**Requirement**
Extract the full set of records, then give each one again exactly.

**Data rows**
++++

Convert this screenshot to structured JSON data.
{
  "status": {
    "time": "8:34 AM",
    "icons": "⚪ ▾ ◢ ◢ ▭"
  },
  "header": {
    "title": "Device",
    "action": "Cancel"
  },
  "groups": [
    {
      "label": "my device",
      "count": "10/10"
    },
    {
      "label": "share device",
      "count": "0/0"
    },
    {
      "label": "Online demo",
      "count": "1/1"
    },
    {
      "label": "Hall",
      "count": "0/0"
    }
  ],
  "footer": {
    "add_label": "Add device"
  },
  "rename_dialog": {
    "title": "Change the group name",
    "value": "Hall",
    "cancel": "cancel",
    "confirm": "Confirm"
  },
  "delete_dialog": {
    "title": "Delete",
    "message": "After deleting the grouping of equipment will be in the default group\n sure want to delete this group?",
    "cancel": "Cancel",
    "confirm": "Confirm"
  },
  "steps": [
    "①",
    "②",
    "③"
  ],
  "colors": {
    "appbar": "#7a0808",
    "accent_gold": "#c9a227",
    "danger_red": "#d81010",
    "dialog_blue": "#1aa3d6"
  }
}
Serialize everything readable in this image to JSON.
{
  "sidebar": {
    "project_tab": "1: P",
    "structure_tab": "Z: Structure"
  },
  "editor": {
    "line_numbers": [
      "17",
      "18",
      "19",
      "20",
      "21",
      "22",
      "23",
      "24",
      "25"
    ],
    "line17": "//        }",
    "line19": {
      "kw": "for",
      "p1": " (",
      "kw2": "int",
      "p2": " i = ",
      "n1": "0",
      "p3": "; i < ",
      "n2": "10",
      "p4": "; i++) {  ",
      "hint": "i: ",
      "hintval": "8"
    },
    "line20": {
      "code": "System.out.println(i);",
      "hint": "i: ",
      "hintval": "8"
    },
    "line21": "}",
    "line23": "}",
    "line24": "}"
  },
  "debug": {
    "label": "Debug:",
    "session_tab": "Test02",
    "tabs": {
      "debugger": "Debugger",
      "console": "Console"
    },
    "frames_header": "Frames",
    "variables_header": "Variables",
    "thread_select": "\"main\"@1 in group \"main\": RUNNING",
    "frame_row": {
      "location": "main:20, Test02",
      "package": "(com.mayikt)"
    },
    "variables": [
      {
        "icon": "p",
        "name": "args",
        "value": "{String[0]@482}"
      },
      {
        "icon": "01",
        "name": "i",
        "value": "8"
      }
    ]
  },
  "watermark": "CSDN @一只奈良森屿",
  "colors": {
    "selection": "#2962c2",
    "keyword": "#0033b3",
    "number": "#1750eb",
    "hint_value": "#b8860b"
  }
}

++++

**Answer below**
Convert this screenshot to structured JSON data.
{
  "status": {
    "time": "8:34 AM",
    "icons": "⚪ ▾ ◢ ◢ ▭"
  },
  "header": {
    "title": "Device",
    "action": "Cancel"
  },
  "groups": [
    {
      "label": "my device",
      "count": "10/10"
    },
    {
      "label": "share device",
      "count": "0/0"
    },
    {
      "label": "Online demo",
      "count": "1/1"
    },
    {
      "label": "Hall",
      "count": "0/0"
    }
  ],
  "footer": {
    "add_label": "Add device"
  },
  "rename_dialog": {
    "title": "Change the group name",
    "value": "Hall",
    "cancel": "cancel",
    "confirm": "Confirm"
  },
  "delete_dialog": {
    "title": "Delete",
    "message": "After deleting the grouping of equipment will be in the default group\n sure want to delete this group?",
    "cancel": "Cancel",
    "confirm": "Confirm"
  },
  "steps": [
    "①",
    "②",
    "③"
  ],
  "colors": {
    "appbar": "#7a0808",
    "accent_gold": "#c9a227",
    "danger_red": "#d81010",
    "dialog_blue": "#1aa3d6"
  }
}
Serialize everything readable in this image to JSON.
{
  "sidebar": {
    "project_tab": "1: P",
    "structure_tab": "Z: Structure"
  },
  "editor": {
    "line_numbers": [
      "17",
      "18",
      "19",
      "20",
      "21",
      "22",
      "23",
      "24",
      "25"
    ],
    "line17": "//        }",
    "line19": {
      "kw": "for",
      "p1": " (",
      "kw2": "int",
      "p2": " i = ",
      "n1": "0",
      "p3": "; i < ",
      "n2": "10",
      "p4": "; i++) {  ",
      "hint": "i: ",
      "hintval": "8"
    },
    "line20": {
      "code": "System.out.println(i);",
      "hint": "i: ",
      "hintval": "8"
    },
    "line21": "}",
    "line23": "}",
    "line24": "}"
  },
  "debug": {
    "label": "Debug:",
    "session_tab": "Test02",
    "tabs": {
      "debugger": "Debugger",
      "console": "Console"
    },
    "frames_header": "Frames",
    "variables_header": "Variables",
    "thread_select": "\"main\"@1 in group \"main\": RUNNING",
    "frame_row": {
      "location": "main:20, Test02",
      "package": "(com.mayikt)"
    },
    "variables": [
      {
        "icon": "p",
        "name": "args",
        "value": "{String[0]@482}"
      },
      {
        "icon": "01",
        "name": "i",
        "value": "8"
      }
    ]
  },
  "watermark": "CSDN @一只奈良森屿",
  "colors": {
    "selection": "#2962c2",
    "keyword": "#0033b3",
    "number": "#1750eb",
    "hint_value": "#b8860b"
  }
}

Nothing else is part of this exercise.